--- GIVEN DATA ---
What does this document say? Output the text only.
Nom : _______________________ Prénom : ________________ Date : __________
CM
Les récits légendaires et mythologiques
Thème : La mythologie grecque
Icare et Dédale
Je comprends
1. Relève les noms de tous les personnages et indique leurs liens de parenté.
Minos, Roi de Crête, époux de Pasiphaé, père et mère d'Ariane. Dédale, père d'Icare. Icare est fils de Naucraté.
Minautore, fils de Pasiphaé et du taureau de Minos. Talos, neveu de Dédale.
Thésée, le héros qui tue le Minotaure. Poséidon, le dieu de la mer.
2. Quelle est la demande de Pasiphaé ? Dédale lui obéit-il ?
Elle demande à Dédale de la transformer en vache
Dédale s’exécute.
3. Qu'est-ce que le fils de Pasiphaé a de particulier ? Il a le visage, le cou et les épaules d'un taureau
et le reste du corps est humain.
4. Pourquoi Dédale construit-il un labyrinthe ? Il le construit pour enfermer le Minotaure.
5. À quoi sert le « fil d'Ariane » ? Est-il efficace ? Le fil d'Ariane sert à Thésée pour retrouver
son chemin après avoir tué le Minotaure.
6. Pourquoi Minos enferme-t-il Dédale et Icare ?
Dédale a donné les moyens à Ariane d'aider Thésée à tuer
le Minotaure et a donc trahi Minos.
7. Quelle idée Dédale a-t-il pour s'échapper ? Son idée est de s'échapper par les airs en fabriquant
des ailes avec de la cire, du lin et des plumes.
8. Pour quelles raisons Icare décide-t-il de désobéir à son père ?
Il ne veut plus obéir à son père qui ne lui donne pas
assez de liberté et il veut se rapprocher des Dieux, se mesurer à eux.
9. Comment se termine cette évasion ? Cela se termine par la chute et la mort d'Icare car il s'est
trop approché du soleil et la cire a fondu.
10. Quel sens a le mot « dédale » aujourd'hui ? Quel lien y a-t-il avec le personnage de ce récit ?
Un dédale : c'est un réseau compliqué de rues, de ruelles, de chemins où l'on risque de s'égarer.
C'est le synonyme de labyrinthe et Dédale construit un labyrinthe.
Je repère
---
**THE EXERCISE**
Give the material above again, word for word.

**REPLY TO THE EXERCISE**
What does this document say? Output the text only.
Nom : _______________________ Prénom : ________________ Date : __________
CM
Les récits légendaires et mythologiques
Thème : La mythologie grecque
Icare et Dédale
Je comprends
1. Relève les noms de tous les personnages et indique leurs liens de parenté.
Minos, Roi de Crête, époux de Pasiphaé, père et mère d'Ariane. Dédale, père d'Icare. Icare est fils de Naucraté.
Minautore, fils de Pasiphaé et du taureau de Minos. Talos, neveu de Dédale.
Thésée, le héros qui tue le Minotaure. Poséidon, le dieu de la mer.
2. Quelle est la demande de Pasiphaé ? Dédale lui obéit-il ?
Elle demande à Dédale de la transformer en vache
Dédale s’exécute.
3. Qu'est-ce que le fils de Pasiphaé a de particulier ? Il a le visage, le cou et les épaules d'un taureau
et le reste du corps est humain.
4. Pourquoi Dédale construit-il un labyrinthe ? Il le construit pour enfermer le Minotaure.
5. À quoi sert le « fil d'Ariane » ? Est-il efficace ? Le fil d'Ariane sert à Thésée pour retrouver
son chemin après avoir tué le Minotaure.
6. Pourquoi Minos enferme-t-il Dédale et Icare ?
Dédale a donné les moyens à Ariane d'aider Thésée à tuer
le Minotaure et a donc trahi Minos.
7. Quelle idée Dédale a-t-il pour s'échapper ? Son idée est de s'échapper par les airs en fabriquant
des ailes avec de la cire, du lin et des plumes.
8. Pour quelles raisons Icare décide-t-il de désobéir à son père ?
Il ne veut plus obéir à son père qui ne lui donne pas
assez de liberté et il veut se rapprocher des Dieux, se mesurer à eux.
9. Comment se termine cette évasion ? Cela se termine par la chute et la mort d'Icare car il s'est
trop approché du soleil et la cire a fondu.
10. Quel sens a le mot « dédale » aujourd'hui ? Quel lien y a-t-il avec le personnage de ce récit ?
Un dédale : c'est un réseau compliqué de rues, de ruelles, de chemins où l'on risque de s'égarer.
C'est le synonyme de labyrinthe et Dédale construit un labyrinthe.
Je repère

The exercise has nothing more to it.